-- BEGIN SUPPLIED MATERIAL --
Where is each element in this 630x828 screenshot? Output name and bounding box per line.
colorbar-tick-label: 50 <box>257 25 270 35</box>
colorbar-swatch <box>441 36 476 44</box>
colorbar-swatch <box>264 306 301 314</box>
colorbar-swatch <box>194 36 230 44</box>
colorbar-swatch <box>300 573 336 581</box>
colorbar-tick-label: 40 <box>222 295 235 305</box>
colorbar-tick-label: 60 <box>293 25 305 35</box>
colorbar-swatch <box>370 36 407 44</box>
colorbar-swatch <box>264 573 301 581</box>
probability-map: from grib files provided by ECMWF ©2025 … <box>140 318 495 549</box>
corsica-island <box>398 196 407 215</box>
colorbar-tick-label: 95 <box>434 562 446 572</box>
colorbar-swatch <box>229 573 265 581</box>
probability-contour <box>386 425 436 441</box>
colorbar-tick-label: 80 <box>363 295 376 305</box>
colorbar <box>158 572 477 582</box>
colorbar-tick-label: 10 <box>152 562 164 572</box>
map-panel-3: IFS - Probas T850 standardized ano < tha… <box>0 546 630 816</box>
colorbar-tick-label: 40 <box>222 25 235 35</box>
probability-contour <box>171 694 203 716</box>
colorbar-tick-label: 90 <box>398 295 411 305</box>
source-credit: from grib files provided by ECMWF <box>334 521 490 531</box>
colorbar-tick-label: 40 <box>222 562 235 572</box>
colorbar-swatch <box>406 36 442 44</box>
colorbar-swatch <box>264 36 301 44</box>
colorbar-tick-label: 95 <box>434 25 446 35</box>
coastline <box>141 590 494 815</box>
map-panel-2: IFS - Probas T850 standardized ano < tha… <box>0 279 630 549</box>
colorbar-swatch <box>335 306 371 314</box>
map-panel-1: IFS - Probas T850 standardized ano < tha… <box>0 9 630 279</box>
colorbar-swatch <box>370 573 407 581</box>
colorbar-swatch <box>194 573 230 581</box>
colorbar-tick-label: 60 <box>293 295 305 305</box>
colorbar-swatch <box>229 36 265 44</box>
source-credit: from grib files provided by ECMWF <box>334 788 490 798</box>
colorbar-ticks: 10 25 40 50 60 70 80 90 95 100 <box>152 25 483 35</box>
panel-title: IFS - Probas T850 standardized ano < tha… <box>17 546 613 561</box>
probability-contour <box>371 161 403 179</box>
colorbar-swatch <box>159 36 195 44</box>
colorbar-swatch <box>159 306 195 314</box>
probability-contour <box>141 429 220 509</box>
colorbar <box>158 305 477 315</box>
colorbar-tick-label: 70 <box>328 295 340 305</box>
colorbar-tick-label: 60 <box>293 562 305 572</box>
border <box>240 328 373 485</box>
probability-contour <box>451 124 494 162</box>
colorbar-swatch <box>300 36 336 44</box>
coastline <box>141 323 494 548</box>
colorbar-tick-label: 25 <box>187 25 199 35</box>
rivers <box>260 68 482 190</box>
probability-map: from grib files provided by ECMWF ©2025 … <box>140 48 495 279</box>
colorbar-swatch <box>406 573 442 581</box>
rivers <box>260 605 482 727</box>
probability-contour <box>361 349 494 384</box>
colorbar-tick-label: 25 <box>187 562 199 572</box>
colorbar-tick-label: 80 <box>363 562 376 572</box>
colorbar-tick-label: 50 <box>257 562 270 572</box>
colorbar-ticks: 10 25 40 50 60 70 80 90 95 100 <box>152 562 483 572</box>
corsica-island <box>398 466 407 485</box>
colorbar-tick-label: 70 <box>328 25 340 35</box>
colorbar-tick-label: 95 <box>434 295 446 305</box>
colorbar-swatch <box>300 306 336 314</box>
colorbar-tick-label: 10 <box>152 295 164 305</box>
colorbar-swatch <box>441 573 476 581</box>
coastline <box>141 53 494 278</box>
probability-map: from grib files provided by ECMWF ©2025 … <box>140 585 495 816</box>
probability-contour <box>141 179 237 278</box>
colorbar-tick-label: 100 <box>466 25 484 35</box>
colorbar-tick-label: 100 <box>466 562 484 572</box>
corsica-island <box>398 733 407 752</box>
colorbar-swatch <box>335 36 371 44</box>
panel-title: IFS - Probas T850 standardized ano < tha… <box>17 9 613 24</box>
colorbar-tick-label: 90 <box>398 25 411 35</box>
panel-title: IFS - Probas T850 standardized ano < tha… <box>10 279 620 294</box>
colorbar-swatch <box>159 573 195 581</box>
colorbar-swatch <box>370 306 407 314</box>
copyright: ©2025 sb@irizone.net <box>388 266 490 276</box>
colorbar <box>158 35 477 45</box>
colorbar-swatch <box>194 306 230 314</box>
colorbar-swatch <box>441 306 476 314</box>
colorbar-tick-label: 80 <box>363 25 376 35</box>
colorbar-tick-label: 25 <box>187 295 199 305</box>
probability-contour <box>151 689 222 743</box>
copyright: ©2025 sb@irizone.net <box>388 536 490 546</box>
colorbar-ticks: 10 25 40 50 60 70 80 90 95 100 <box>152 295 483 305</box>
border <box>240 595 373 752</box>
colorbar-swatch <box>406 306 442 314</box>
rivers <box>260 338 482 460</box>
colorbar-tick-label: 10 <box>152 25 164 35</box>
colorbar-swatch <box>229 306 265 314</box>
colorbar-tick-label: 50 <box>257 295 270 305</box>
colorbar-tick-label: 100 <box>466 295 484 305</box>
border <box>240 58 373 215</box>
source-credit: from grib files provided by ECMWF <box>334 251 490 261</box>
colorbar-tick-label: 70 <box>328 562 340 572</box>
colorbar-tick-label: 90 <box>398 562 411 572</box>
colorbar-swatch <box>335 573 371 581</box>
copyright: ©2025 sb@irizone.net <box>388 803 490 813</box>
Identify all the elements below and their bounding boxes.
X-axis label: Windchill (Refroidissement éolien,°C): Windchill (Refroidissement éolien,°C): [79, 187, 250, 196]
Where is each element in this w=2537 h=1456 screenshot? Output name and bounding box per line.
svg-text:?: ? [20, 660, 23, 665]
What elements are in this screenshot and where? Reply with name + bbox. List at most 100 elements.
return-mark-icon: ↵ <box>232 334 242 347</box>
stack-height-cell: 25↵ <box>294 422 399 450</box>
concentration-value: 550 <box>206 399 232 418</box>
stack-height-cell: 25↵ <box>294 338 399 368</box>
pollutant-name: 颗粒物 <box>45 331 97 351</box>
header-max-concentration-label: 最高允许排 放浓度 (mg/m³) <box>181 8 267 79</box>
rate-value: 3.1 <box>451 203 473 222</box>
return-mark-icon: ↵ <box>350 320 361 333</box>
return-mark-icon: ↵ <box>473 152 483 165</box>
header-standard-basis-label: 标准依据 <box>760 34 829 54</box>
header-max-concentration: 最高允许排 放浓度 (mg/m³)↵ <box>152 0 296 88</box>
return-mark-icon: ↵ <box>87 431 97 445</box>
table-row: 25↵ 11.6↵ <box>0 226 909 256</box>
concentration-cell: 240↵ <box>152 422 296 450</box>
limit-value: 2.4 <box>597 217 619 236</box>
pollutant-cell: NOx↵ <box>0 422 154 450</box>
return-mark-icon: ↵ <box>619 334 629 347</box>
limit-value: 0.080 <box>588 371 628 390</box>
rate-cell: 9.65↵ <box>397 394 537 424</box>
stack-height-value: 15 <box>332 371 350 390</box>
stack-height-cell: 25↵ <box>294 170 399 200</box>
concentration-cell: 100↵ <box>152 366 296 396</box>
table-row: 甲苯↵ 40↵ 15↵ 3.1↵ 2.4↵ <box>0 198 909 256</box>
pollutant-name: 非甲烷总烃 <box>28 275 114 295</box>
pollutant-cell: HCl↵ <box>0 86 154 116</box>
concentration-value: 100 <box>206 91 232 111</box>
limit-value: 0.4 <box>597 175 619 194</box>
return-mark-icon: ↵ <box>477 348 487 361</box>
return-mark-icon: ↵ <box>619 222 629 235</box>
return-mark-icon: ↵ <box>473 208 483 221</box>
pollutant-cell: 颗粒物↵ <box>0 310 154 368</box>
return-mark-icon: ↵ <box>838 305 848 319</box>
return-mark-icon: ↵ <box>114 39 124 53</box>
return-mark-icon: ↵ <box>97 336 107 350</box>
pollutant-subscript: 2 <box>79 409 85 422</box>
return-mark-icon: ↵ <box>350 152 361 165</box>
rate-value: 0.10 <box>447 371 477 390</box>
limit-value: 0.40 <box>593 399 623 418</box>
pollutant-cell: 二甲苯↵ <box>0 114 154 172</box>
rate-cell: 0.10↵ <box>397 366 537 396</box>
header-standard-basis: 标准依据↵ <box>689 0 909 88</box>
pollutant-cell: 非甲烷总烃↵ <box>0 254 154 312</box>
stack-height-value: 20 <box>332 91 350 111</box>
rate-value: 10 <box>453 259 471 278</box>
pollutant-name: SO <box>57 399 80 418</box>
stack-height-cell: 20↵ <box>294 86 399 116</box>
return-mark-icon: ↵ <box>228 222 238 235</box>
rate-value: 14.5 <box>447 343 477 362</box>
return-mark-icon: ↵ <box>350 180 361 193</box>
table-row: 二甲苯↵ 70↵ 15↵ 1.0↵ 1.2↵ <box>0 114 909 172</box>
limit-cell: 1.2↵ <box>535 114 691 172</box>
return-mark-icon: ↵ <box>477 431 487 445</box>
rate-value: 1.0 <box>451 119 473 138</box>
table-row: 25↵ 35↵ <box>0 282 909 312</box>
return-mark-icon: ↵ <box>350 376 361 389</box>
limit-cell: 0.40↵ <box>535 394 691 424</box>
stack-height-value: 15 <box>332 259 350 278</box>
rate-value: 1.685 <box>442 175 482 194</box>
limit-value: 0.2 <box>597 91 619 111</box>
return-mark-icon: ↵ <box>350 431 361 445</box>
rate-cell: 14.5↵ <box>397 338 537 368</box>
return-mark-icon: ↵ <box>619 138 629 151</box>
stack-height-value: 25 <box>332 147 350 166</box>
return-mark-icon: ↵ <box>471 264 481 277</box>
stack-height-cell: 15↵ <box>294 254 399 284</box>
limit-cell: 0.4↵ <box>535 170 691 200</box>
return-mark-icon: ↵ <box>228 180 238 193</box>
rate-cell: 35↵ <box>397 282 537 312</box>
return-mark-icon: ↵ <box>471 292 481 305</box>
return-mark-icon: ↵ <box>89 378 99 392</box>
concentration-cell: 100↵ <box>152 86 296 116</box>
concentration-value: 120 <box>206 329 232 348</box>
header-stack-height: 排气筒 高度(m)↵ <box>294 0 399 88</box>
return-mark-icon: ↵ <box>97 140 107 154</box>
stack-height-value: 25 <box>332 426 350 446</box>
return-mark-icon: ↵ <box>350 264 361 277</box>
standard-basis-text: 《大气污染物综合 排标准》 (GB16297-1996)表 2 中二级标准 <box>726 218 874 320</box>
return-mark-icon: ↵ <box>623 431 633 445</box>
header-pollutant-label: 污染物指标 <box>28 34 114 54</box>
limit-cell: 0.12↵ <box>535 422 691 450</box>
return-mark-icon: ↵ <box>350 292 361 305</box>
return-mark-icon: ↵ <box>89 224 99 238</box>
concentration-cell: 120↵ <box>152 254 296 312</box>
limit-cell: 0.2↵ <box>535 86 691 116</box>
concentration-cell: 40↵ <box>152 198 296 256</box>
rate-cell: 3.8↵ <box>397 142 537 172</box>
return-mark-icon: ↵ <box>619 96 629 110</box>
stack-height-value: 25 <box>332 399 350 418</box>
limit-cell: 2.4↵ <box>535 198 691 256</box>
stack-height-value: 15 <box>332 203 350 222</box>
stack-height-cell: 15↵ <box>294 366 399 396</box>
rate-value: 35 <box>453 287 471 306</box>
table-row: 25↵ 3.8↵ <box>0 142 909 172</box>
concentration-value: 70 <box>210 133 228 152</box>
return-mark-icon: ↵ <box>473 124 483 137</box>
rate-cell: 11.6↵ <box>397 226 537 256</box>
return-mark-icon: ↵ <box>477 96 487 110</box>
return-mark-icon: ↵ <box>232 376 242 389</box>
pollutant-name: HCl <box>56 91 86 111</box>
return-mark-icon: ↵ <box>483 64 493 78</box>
-- END SUPPLIED MATERIAL --
- **EXERCISE BRIEF**: Gather every line above that contains the string "title", treating uppercase and lowercase letters as different.

- **SOLVED EXERCISE**:
panel-title: IFS - Probas T850 standardized ano < tha… <box>17 546 613 561</box>
panel-title: IFS - Probas T850 standardized ano < tha… <box>17 9 613 24</box>
panel-title: IFS - Probas T850 standardized ano < tha… <box>10 279 620 294</box>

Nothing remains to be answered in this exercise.